TASK INPUT:
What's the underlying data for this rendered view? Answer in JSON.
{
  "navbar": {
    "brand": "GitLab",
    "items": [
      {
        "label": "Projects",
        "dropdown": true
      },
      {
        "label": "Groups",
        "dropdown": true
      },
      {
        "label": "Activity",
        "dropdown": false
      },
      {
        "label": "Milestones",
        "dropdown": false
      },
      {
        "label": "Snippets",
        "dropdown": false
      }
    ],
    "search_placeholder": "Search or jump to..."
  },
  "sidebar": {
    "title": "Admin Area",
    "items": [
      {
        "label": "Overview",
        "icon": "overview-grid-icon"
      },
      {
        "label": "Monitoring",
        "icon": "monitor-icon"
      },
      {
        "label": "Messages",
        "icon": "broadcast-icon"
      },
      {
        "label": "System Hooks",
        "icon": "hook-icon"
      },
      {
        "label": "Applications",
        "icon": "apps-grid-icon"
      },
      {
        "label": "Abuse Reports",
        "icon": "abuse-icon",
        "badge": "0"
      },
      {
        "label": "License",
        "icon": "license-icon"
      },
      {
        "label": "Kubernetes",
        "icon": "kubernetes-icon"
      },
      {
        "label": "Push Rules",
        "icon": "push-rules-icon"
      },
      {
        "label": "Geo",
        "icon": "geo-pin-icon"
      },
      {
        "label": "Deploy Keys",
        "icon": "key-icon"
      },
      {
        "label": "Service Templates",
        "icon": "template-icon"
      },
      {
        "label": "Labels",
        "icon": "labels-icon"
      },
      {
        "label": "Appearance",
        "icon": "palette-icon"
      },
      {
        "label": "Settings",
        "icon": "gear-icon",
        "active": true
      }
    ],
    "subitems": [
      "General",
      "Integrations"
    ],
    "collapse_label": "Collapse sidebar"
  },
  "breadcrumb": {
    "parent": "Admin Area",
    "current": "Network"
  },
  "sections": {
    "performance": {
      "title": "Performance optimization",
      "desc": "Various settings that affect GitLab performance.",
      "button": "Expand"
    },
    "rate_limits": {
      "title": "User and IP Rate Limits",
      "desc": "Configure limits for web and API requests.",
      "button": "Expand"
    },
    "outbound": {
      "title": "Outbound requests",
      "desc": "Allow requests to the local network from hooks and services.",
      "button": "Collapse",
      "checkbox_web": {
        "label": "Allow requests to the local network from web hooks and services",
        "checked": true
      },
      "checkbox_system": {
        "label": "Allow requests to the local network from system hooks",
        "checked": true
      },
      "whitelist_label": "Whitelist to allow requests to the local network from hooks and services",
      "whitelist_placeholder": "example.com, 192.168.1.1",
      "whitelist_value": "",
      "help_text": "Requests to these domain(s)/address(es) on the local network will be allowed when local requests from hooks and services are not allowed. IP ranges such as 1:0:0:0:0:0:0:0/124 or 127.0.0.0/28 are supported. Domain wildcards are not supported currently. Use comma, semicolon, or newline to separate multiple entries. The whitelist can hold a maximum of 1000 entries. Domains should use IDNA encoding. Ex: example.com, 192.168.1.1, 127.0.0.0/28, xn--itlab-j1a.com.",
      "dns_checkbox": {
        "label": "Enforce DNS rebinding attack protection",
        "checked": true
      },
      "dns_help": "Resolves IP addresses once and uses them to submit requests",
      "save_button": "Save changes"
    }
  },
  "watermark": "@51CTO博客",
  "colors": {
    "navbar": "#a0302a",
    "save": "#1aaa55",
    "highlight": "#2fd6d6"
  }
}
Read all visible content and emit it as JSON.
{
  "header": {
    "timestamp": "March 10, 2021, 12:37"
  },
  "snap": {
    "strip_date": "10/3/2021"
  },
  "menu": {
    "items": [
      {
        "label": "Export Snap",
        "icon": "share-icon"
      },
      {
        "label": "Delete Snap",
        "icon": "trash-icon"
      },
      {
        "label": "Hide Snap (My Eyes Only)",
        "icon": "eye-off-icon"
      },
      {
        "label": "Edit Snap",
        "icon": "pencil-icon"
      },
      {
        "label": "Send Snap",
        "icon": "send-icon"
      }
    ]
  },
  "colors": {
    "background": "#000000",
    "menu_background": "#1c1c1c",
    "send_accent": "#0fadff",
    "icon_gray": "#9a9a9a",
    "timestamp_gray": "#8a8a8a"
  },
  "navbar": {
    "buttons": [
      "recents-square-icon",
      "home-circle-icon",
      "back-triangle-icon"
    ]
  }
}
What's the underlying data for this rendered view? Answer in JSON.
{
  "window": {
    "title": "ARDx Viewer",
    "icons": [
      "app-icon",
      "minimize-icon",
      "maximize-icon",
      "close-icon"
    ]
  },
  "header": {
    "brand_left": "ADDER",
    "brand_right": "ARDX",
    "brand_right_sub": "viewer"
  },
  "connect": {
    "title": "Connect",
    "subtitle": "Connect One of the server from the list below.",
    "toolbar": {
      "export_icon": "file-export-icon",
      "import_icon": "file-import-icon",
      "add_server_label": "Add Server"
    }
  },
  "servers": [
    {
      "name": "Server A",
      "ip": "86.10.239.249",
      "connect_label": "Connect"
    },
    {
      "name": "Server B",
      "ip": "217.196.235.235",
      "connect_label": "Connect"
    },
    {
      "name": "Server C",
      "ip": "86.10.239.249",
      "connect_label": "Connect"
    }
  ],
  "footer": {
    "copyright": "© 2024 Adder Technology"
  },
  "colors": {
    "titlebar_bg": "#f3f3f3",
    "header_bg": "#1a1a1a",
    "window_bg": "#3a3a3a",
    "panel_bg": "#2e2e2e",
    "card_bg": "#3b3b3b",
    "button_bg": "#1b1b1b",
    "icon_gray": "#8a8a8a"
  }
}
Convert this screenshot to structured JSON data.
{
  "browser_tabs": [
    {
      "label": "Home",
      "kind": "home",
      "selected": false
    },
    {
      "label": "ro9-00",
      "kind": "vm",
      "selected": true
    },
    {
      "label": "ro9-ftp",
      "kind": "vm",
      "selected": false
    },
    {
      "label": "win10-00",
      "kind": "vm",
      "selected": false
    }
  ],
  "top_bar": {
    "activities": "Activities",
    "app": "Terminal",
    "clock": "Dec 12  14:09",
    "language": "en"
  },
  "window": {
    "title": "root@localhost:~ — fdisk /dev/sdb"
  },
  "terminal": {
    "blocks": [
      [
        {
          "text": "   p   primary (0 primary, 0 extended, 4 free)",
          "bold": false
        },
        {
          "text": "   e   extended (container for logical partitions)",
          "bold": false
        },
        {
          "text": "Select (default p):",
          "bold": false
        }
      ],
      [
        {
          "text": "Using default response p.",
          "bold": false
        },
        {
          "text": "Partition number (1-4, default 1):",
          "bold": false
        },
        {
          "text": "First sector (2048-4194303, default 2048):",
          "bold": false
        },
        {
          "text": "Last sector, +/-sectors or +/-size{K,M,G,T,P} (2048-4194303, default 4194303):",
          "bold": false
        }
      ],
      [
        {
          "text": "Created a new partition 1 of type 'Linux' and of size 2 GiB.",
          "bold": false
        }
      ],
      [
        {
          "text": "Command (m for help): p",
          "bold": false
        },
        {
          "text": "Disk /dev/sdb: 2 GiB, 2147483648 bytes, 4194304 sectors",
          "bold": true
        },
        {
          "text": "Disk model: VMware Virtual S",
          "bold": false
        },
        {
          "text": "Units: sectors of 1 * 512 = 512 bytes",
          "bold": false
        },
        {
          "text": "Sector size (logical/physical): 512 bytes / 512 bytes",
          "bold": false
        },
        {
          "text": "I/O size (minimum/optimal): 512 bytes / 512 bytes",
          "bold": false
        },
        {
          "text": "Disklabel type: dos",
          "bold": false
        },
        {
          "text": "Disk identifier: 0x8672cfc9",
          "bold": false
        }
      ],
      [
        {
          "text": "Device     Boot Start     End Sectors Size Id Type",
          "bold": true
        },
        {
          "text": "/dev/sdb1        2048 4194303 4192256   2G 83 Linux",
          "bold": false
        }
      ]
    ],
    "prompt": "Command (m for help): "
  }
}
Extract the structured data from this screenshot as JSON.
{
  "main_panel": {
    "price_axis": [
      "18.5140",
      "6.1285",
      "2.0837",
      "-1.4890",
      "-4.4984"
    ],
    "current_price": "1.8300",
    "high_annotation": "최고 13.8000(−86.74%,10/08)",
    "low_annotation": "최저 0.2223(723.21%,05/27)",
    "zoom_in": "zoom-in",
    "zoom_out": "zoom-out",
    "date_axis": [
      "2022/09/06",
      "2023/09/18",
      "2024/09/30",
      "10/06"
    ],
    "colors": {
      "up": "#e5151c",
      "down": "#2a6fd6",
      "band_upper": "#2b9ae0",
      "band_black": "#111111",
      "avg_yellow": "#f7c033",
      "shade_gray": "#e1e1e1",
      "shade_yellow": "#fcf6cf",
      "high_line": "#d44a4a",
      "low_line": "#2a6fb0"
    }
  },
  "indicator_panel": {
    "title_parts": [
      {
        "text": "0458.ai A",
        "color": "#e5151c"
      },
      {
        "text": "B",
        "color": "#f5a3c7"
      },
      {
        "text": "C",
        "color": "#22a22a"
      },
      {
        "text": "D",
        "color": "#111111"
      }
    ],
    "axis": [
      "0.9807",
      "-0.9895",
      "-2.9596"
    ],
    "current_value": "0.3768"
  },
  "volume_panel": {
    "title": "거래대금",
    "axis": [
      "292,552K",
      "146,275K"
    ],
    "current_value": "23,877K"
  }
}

WHAT THIS TASK INVOLVES:
Show the lines where the word "file" appears in the entries.

PROBLEM SOLUTION:
      "export_icon": "file-export-icon",
      "import_icon": "file-import-icon",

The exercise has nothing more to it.